### WHAT THE EXERCISE ASKS:
Would you write out the listing verbatim and skip every picture in it?

### SUPPLIED ENTRIES:
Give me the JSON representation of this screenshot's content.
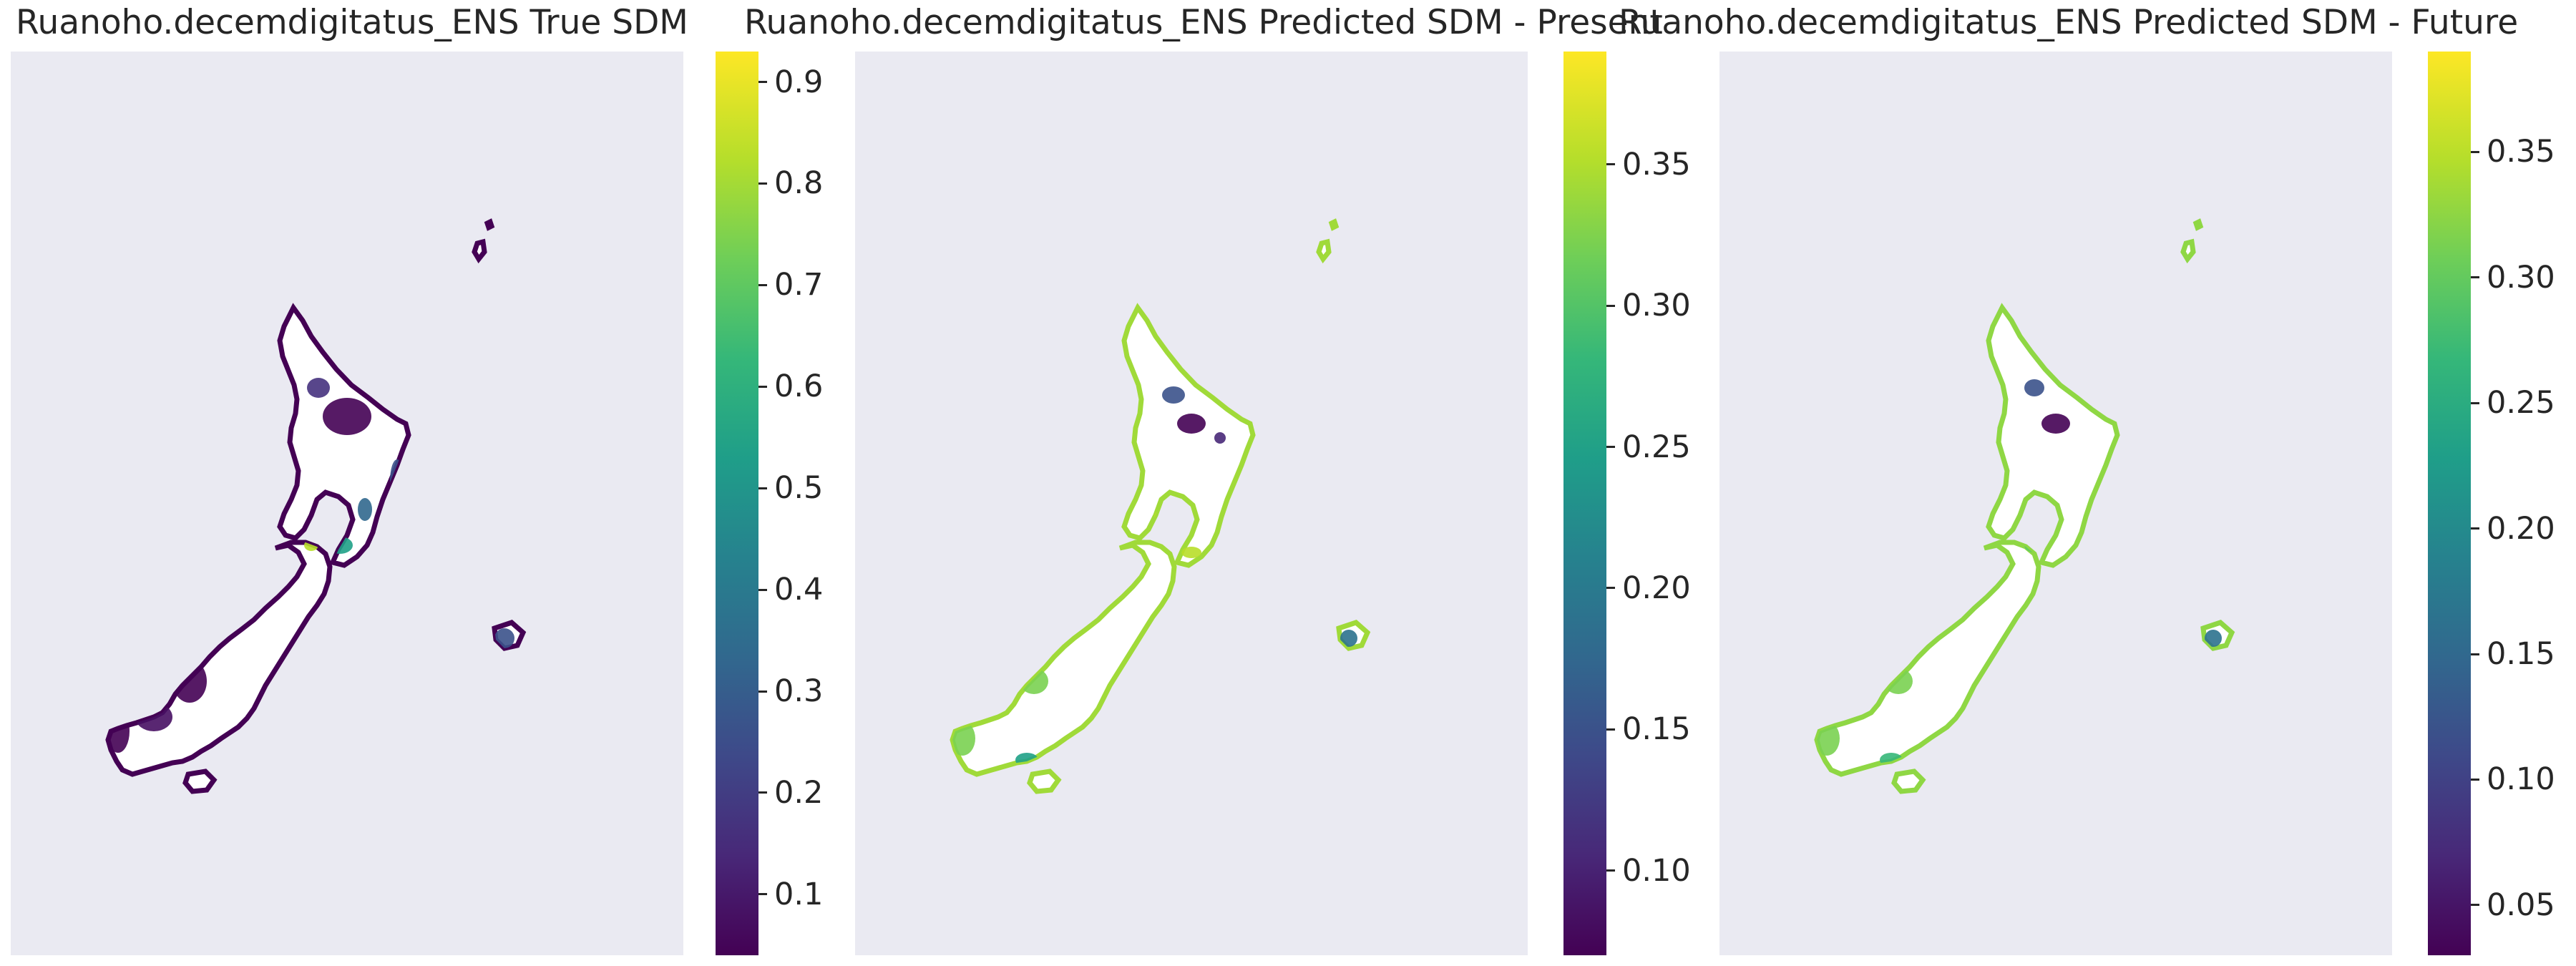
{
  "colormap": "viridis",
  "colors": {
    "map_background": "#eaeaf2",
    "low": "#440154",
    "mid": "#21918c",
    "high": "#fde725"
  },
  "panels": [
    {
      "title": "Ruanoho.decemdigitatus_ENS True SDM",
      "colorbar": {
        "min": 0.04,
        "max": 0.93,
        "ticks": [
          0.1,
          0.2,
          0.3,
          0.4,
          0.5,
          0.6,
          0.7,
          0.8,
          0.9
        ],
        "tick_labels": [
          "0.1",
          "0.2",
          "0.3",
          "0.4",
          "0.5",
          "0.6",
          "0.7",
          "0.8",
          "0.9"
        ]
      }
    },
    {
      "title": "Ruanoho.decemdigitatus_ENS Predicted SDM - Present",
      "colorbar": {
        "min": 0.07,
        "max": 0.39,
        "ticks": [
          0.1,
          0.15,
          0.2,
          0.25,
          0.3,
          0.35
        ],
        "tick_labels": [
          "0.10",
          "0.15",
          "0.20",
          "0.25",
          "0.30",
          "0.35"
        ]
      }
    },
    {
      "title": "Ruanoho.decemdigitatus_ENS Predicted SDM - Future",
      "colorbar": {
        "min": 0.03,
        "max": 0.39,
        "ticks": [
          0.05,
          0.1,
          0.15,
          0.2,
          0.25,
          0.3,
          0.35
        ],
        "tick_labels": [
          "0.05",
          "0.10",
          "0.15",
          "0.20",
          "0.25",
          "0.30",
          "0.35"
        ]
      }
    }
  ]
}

### THE COMPLETED TASK:
Give me the JSON representation of this screenshot's content.
{
  "colormap": "viridis",
  "colors": {
    "map_background": "#eaeaf2",
    "low": "#440154",
    "mid": "#21918c",
    "high": "#fde725"
  },
  "panels": [
    {
      "title": "Ruanoho.decemdigitatus_ENS True SDM",
      "colorbar": {
        "min": 0.04,
        "max": 0.93,
        "ticks": [
          0.1,
          0.2,
          0.3,
          0.4,
          0.5,
          0.6,
          0.7,
          0.8,
          0.9
        ],
        "tick_labels": [
          "0.1",
          "0.2",
          "0.3",
          "0.4",
          "0.5",
          "0.6",
          "0.7",
          "0.8",
          "0.9"
        ]
      }
    },
    {
      "title": "Ruanoho.decemdigitatus_ENS Predicted SDM - Present",
      "colorbar": {
        "min": 0.07,
        "max": 0.39,
        "ticks": [
          0.1,
          0.15,
          0.2,
          0.25,
          0.3,
          0.35
        ],
        "tick_labels": [
          "0.10",
          "0.15",
          "0.20",
          "0.25",
          "0.30",
          "0.35"
        ]
      }
    },
    {
      "title": "Ruanoho.decemdigitatus_ENS Predicted SDM - Future",
      "colorbar": {
        "min": 0.03,
        "max": 0.39,
        "ticks": [
          0.05,
          0.1,
          0.15,
          0.2,
          0.25,
          0.3,
          0.35
        ],
        "tick_labels": [
          "0.05",
          "0.10",
          "0.15",
          "0.20",
          "0.25",
          "0.30",
          "0.35"
        ]
      }
    }
  ]
}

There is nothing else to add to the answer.